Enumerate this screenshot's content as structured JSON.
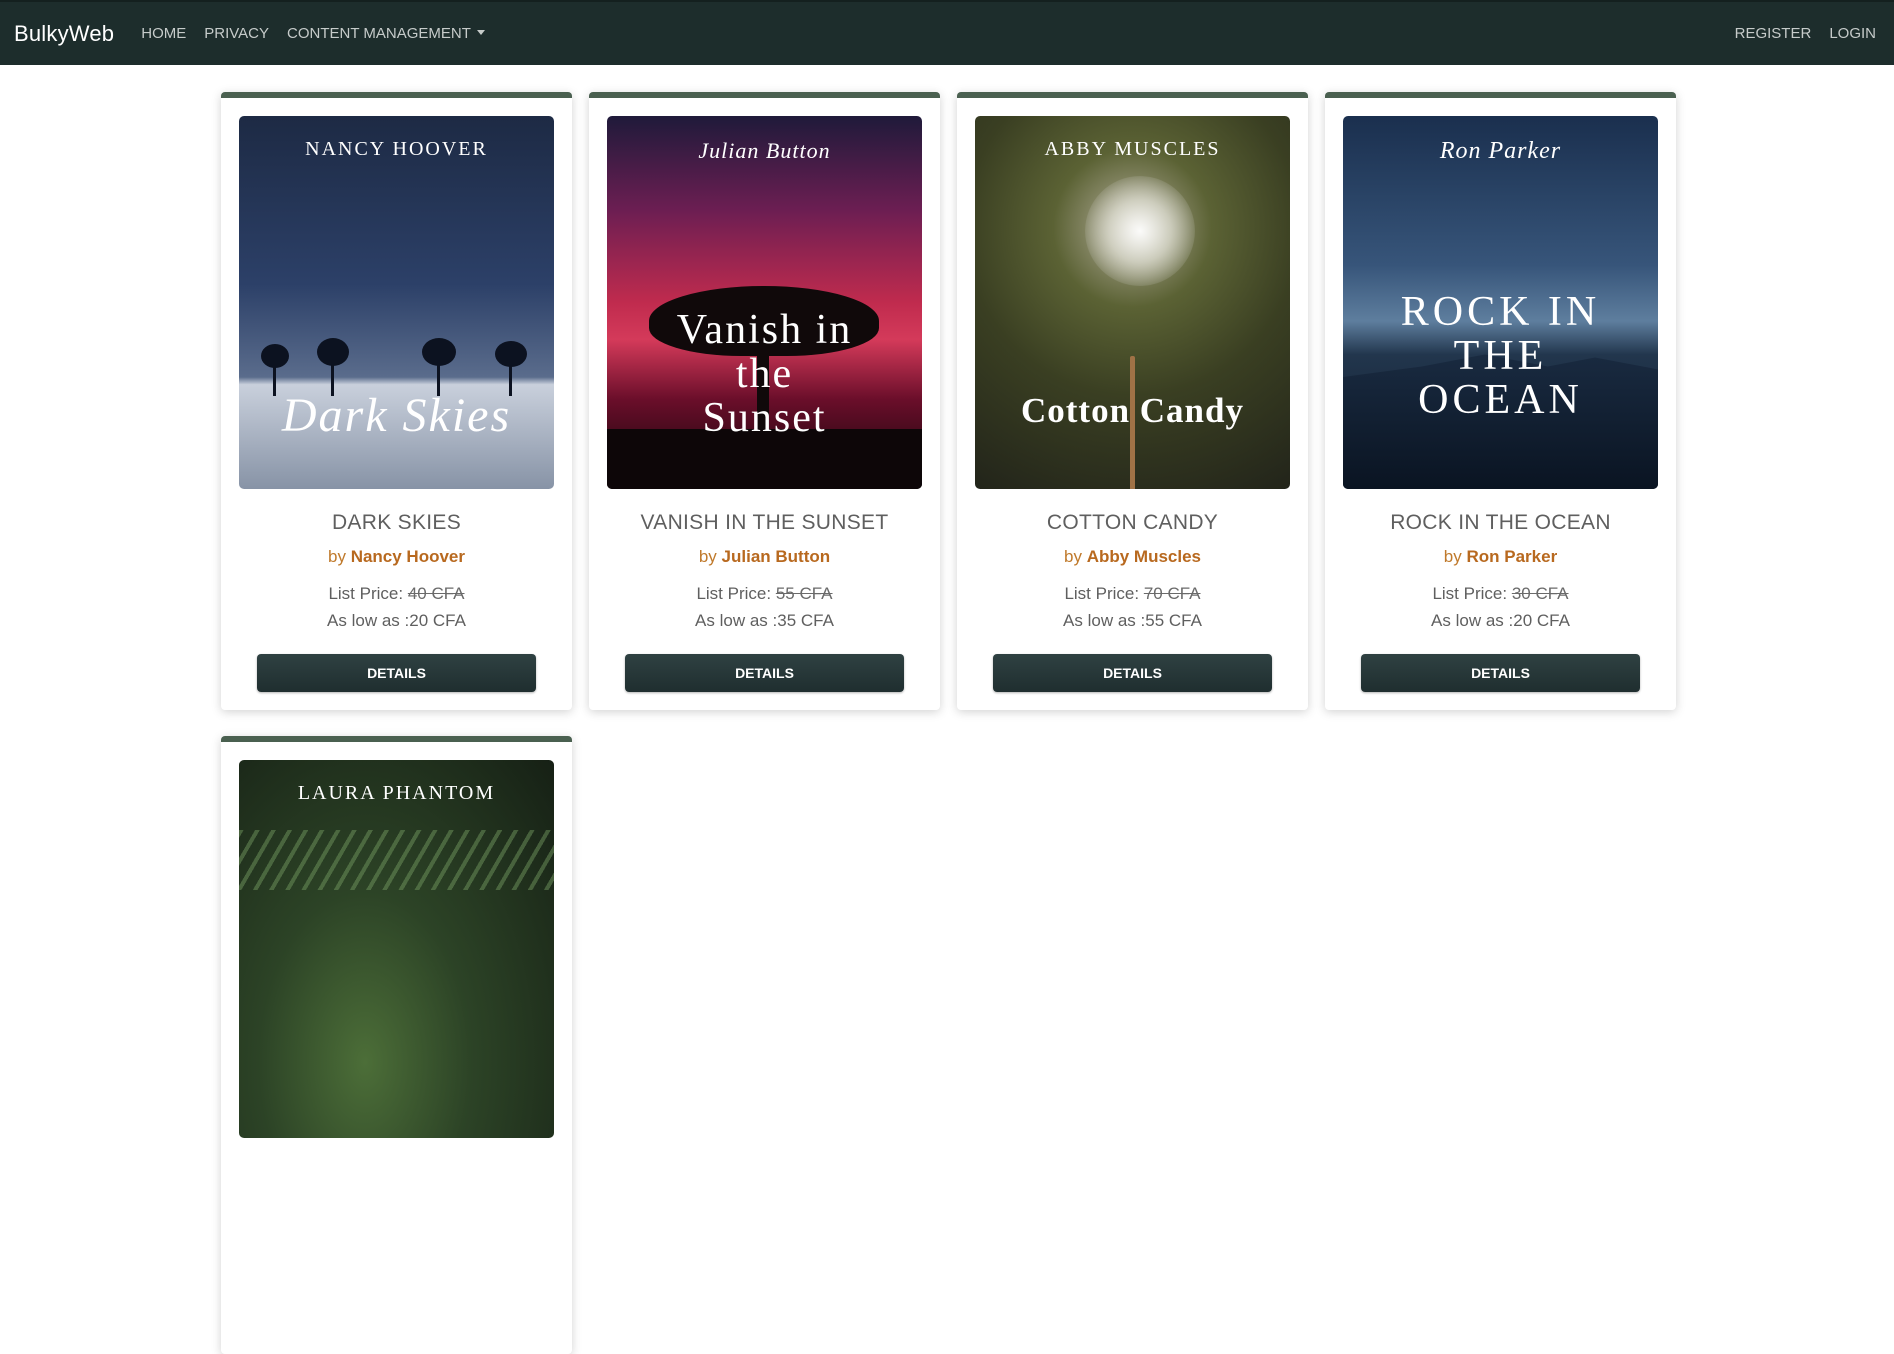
{
  "nav": {
    "brand": "BulkyWeb",
    "links": [
      "Home",
      "Privacy",
      "Content Management"
    ],
    "right_links": [
      "Register",
      "Login"
    ]
  },
  "products": [
    {
      "cover_author": "NANCY HOOVER",
      "cover_title": "Dark Skies",
      "title": "Dark Skies",
      "by_prefix": "by",
      "author": "Nancy Hoover",
      "list_price_label": "List Price:",
      "list_price": "40 CFA",
      "low_label": "As low as :20 CFA",
      "button": "Details"
    },
    {
      "cover_author": "Julian Button",
      "cover_title_line1": "Vanish in",
      "cover_title_line2": "the",
      "cover_title_line3": "Sunset",
      "title": "Vanish in the Sunset",
      "by_prefix": "by",
      "author": "Julian Button",
      "list_price_label": "List Price:",
      "list_price": "55 CFA",
      "low_label": "As low as :35 CFA",
      "button": "Details"
    },
    {
      "cover_author": "ABBY MUSCLES",
      "cover_title": "Cotton Candy",
      "title": "Cotton Candy",
      "by_prefix": "by",
      "author": "Abby Muscles",
      "list_price_label": "List Price:",
      "list_price": "70 CFA",
      "low_label": "As low as :55 CFA",
      "button": "Details"
    },
    {
      "cover_author": "Ron Parker",
      "cover_title_line1": "ROCK IN",
      "cover_title_line2": "THE",
      "cover_title_line3": "OCEAN",
      "title": "Rock in the Ocean",
      "by_prefix": "by",
      "author": "Ron Parker",
      "list_price_label": "List Price:",
      "list_price": "30 CFA",
      "low_label": "As low as :20 CFA",
      "button": "Details"
    },
    {
      "cover_author": "LAURA PHANTOM"
    }
  ]
}
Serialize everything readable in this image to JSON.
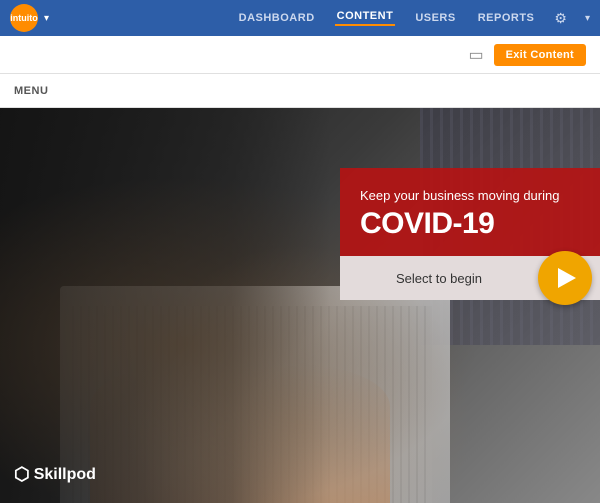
{
  "navbar": {
    "logo_text": "intuito",
    "nav_items": [
      {
        "label": "DASHBOARD",
        "active": false
      },
      {
        "label": "CONTENT",
        "active": true
      },
      {
        "label": "USERS",
        "active": false
      },
      {
        "label": "REPORTS",
        "active": false
      }
    ],
    "gear_label": "⚙"
  },
  "toolbar": {
    "monitor_icon": "⬜",
    "exit_button_label": "Exit Content"
  },
  "menu": {
    "label": "MENU"
  },
  "hero": {
    "subtitle": "Keep your business moving during",
    "title": "COVID-19",
    "select_label": "Select to begin",
    "brand_name": "Skillpod"
  }
}
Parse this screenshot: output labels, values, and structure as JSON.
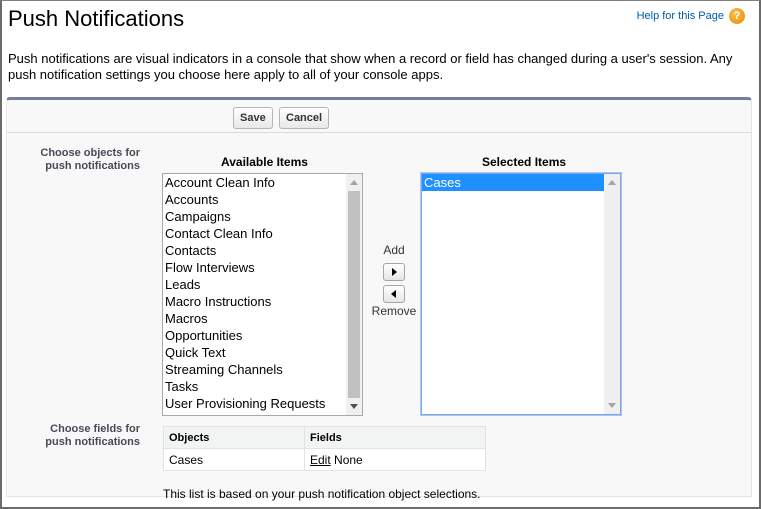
{
  "page": {
    "title": "Push Notifications",
    "help_link": "Help for this Page",
    "help_icon": "question-circle-icon",
    "description": "Push notifications are visual indicators in a console that show when a record or field has changed during a user's session. Any push notification settings you choose here apply to all of your console apps."
  },
  "toolbar": {
    "save_label": "Save",
    "cancel_label": "Cancel"
  },
  "objects_section": {
    "label_line1": "Choose objects for",
    "label_line2": "push notifications",
    "available_heading": "Available Items",
    "selected_heading": "Selected Items",
    "available_items": [
      "Account Clean Info",
      "Accounts",
      "Campaigns",
      "Contact Clean Info",
      "Contacts",
      "Flow Interviews",
      "Leads",
      "Macro Instructions",
      "Macros",
      "Opportunities",
      "Quick Text",
      "Streaming Channels",
      "Tasks",
      "User Provisioning Requests"
    ],
    "selected_items": [
      "Cases"
    ],
    "selected_highlighted": "Cases",
    "add_label": "Add",
    "remove_label": "Remove",
    "add_icon": "arrow-right-icon",
    "remove_icon": "arrow-left-icon"
  },
  "fields_section": {
    "label_line1": "Choose fields for",
    "label_line2": "push notifications",
    "columns": [
      "Objects",
      "Fields"
    ],
    "rows": [
      {
        "object": "Cases",
        "edit_label": "Edit",
        "fields": "None"
      }
    ],
    "note": "This list is based on your push notification object selections."
  },
  "colors": {
    "panel_top_border": "#747e96",
    "selection": "#1e90ff",
    "help_link": "#015ba7",
    "help_icon": "#e58a0a"
  }
}
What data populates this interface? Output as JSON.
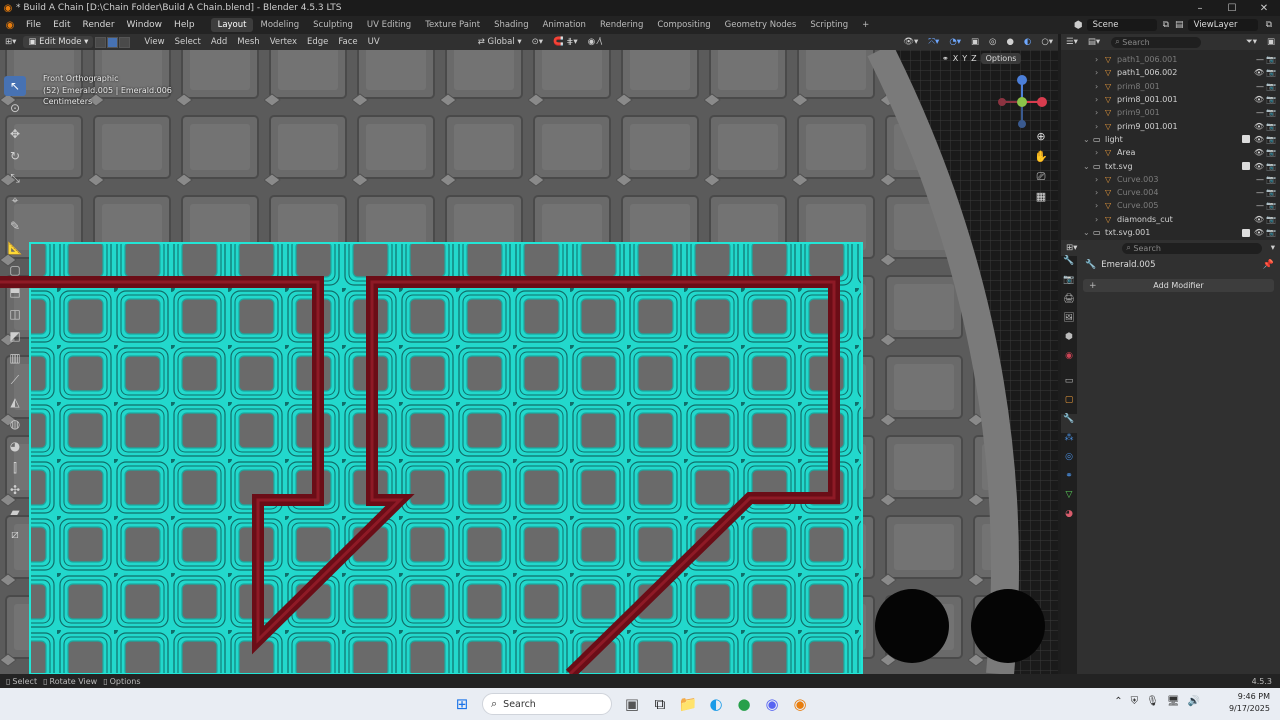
{
  "window": {
    "title": "* Build A Chain [D:\\Chain Folder\\Build A Chain.blend] - Blender 4.5.3 LTS",
    "min": "–",
    "max": "☐",
    "close": "✕"
  },
  "menu": [
    "File",
    "Edit",
    "Render",
    "Window",
    "Help"
  ],
  "workspaces": [
    "Layout",
    "Modeling",
    "Sculpting",
    "UV Editing",
    "Texture Paint",
    "Shading",
    "Animation",
    "Rendering",
    "Compositing",
    "Geometry Nodes",
    "Scripting"
  ],
  "active_workspace": "Layout",
  "add_workspace": "+",
  "scene": "Scene",
  "view_layer": "ViewLayer",
  "viewport_header": {
    "mode": "Edit Mode",
    "menus": [
      "View",
      "Select",
      "Add",
      "Mesh",
      "Vertex",
      "Edge",
      "Face",
      "UV"
    ],
    "orientation": "Global",
    "options": "Options",
    "axes": [
      "X",
      "Y",
      "Z"
    ]
  },
  "overlay": {
    "view_name": "Front Orthographic",
    "objects": "(52) Emerald.005 | Emerald.006",
    "units": "Centimeters"
  },
  "gizmo": {
    "x": "X",
    "y": "Y",
    "z": "Z"
  },
  "outliner": {
    "search_placeholder": "Search",
    "rows": [
      {
        "name": "path1_006.001",
        "dim": true,
        "indent": 1
      },
      {
        "name": "path1_006.002",
        "dim": false,
        "indent": 1
      },
      {
        "name": "prim8_001",
        "dim": true,
        "indent": 1
      },
      {
        "name": "prim8_001.001",
        "dim": false,
        "indent": 1
      },
      {
        "name": "prim9_001",
        "dim": true,
        "indent": 1
      },
      {
        "name": "prim9_001.001",
        "dim": false,
        "indent": 1
      },
      {
        "name": "light",
        "dim": false,
        "indent": 0
      },
      {
        "name": "Area",
        "dim": false,
        "indent": 1
      },
      {
        "name": "txt.svg",
        "dim": false,
        "indent": 0
      },
      {
        "name": "Curve.003",
        "dim": true,
        "indent": 1
      },
      {
        "name": "Curve.004",
        "dim": true,
        "indent": 1
      },
      {
        "name": "Curve.005",
        "dim": true,
        "indent": 1
      },
      {
        "name": "diamonds_cut",
        "dim": false,
        "indent": 1
      },
      {
        "name": "txt.svg.001",
        "dim": false,
        "indent": 0
      }
    ]
  },
  "properties": {
    "search_placeholder": "Search",
    "object_name": "Emerald.005",
    "add_modifier": "Add Modifier"
  },
  "statusbar": {
    "items": [
      "Select",
      "Rotate View",
      "Options"
    ],
    "version": "4.5.3"
  },
  "taskbar": {
    "search": "Search",
    "time": "9:46 PM",
    "date": "9/17/2025"
  },
  "colors": {
    "mesh_wire": "#22e5d6",
    "chain": "#6b0d17",
    "viewport_bg": "#5b5b5b",
    "accent": "#4772b3",
    "blender_orange": "#e87d0d"
  }
}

=====

• Written request: Omit every picture, and otherwise quote the entries exactly.

• Answer for this exercise:
Enumerate this screenshot's content as structured JSON.
{
  "nav": {
    "brand": "BulkyWeb",
    "links": [
      "Home",
      "Privacy",
      "Content Management"
    ],
    "right_links": [
      "Register",
      "Login"
    ]
  },
  "products": [
    {
      "cover_author": "NANCY HOOVER",
      "cover_title": "Dark Skies",
      "title": "Dark Skies",
      "by_prefix": "by",
      "author": "Nancy Hoover",
      "list_price_label": "List Price:",
      "list_price": "40 CFA",
      "low_label": "As low as :20 CFA",
      "button": "Details"
    },
    {
      "cover_author": "Julian Button",
      "cover_title_line1": "Vanish in",
      "cover_title_line2": "the",
      "cover_title_line3": "Sunset",
      "title": "Vanish in the Sunset",
      "by_prefix": "by",
      "author": "Julian Button",
      "list_price_label": "List Price:",
      "list_price": "55 CFA",
      "low_label": "As low as :35 CFA",
      "button": "Details"
    },
    {
      "cover_author": "ABBY MUSCLES",
      "cover_title": "Cotton Candy",
      "title": "Cotton Candy",
      "by_prefix": "by",
      "author": "Abby Muscles",
      "list_price_label": "List Price:",
      "list_price": "70 CFA",
      "low_label": "As low as :55 CFA",
      "button": "Details"
    },
    {
      "cover_author": "Ron Parker",
      "cover_title_line1": "ROCK IN",
      "cover_title_line2": "THE",
      "cover_title_line3": "OCEAN",
      "title": "Rock in the Ocean",
      "by_prefix": "by",
      "author": "Ron Parker",
      "list_price_label": "List Price:",
      "list_price": "30 CFA",
      "low_label": "As low as :20 CFA",
      "button": "Details"
    },
    {
      "cover_author": "LAURA PHANTOM"
    }
  ]
}
Serialize everything readable in this image to JSON.
{
  "navbar": {
    "logo_text": "intuito",
    "nav_items": [
      {
        "label": "DASHBOARD",
        "active": false
      },
      {
        "label": "CONTENT",
        "active": true
      },
      {
        "label": "USERS",
        "active": false
      },
      {
        "label": "REPORTS",
        "active": false
      }
    ],
    "gear_label": "⚙"
  },
  "toolbar": {
    "monitor_icon": "⬜",
    "exit_button_label": "Exit Content"
  },
  "menu": {
    "label": "MENU"
  },
  "hero": {
    "subtitle": "Keep your business moving during",
    "title": "COVID-19",
    "select_label": "Select to begin",
    "brand_name": "Skillpod"
  }
}
Parse this screenshot: output labels, values, and structure as JSON.
{
  "page": {
    "title": "Push Notifications",
    "help_link": "Help for this Page",
    "help_icon": "question-circle-icon",
    "description": "Push notifications are visual indicators in a console that show when a record or field has changed during a user's session. Any push notification settings you choose here apply to all of your console apps."
  },
  "toolbar": {
    "save_label": "Save",
    "cancel_label": "Cancel"
  },
  "objects_section": {
    "label_line1": "Choose objects for",
    "label_line2": "push notifications",
    "available_heading": "Available Items",
    "selected_heading": "Selected Items",
    "available_items": [
      "Account Clean Info",
      "Accounts",
      "Campaigns",
      "Contact Clean Info",
      "Contacts",
      "Flow Interviews",
      "Leads",
      "Macro Instructions",
      "Macros",
      "Opportunities",
      "Quick Text",
      "Streaming Channels",
      "Tasks",
      "User Provisioning Requests"
    ],
    "selected_items": [
      "Cases"
    ],
    "selected_highlighted": "Cases",
    "add_label": "Add",
    "remove_label": "Remove",
    "add_icon": "arrow-right-icon",
    "remove_icon": "arrow-left-icon"
  },
  "fields_section": {
    "label_line1": "Choose fields for",
    "label_line2": "push notifications",
    "columns": [
      "Objects",
      "Fields"
    ],
    "rows": [
      {
        "object": "Cases",
        "edit_label": "Edit",
        "fields": "None"
      }
    ],
    "note": "This list is based on your push notification object selections."
  },
  "colors": {
    "panel_top_border": "#747e96",
    "selection": "#1e90ff",
    "help_link": "#015ba7",
    "help_icon": "#e58a0a"
  }
}
What data populates this interface? Output as JSON.
{
  "window": {
    "title": "* Build A Chain [D:\\Chain Folder\\Build A Chain.blend] - Blender 4.5.3 LTS",
    "min": "–",
    "max": "☐",
    "close": "✕"
  },
  "menu": [
    "File",
    "Edit",
    "Render",
    "Window",
    "Help"
  ],
  "workspaces": [
    "Layout",
    "Modeling",
    "Sculpting",
    "UV Editing",
    "Texture Paint",
    "Shading",
    "Animation",
    "Rendering",
    "Compositing",
    "Geometry Nodes",
    "Scripting"
  ],
  "active_workspace": "Layout",
  "add_workspace": "+",
  "scene": "Scene",
  "view_layer": "ViewLayer",
  "viewport_header": {
    "mode": "Edit Mode",
    "menus": [
      "View",
      "Select",
      "Add",
      "Mesh",
      "Vertex",
      "Edge",
      "Face",
      "UV"
    ],
    "orientation": "Global",
    "options": "Options",
    "axes": [
      "X",
      "Y",
      "Z"
    ]
  },
  "overlay": {
    "view_name": "Front Orthographic",
    "objects": "(52) Emerald.005 | Emerald.006",
    "units": "Centimeters"
  },
  "gizmo": {
    "x": "X",
    "y": "Y",
    "z": "Z"
  },
  "outliner": {
    "search_placeholder": "Search",
    "rows": [
      {
        "name": "path1_006.001",
        "dim": true,
        "indent": 1
      },
      {
        "name": "path1_006.002",
        "dim": false,
        "indent": 1
      },
      {
        "name": "prim8_001",
        "dim": true,
        "indent": 1
      },
      {
        "name": "prim8_001.001",
        "dim": false,
        "indent": 1
      },
      {
        "name": "prim9_001",
        "dim": true,
        "indent": 1
      },
      {
        "name": "prim9_001.001",
        "dim": false,
        "indent": 1
      },
      {
        "name": "light",
        "dim": false,
        "indent": 0
      },
      {
        "name": "Area",
        "dim": false,
        "indent": 1
      },
      {
        "name": "txt.svg",
        "dim": false,
        "indent": 0
      },
      {
        "name": "Curve.003",
        "dim": true,
        "indent": 1
      },
      {
        "name": "Curve.004",
        "dim": true,
        "indent": 1
      },
      {
        "name": "Curve.005",
        "dim": true,
        "indent": 1
      },
      {
        "name": "diamonds_cut",
        "dim": false,
        "indent": 1
      },
      {
        "name": "txt.svg.001",
        "dim": false,
        "indent": 0
      }
    ]
  },
  "properties": {
    "search_placeholder": "Search",
    "object_name": "Emerald.005",
    "add_modifier": "Add Modifier"
  },
  "statusbar": {
    "items": [
      "Select",
      "Rotate View",
      "Options"
    ],
    "version": "4.5.3"
  },
  "taskbar": {
    "search": "Search",
    "time": "9:46 PM",
    "date": "9/17/2025"
  },
  "colors": {
    "mesh_wire": "#22e5d6",
    "chain": "#6b0d17",
    "viewport_bg": "#5b5b5b",
    "accent": "#4772b3",
    "blender_orange": "#e87d0d"
  }
}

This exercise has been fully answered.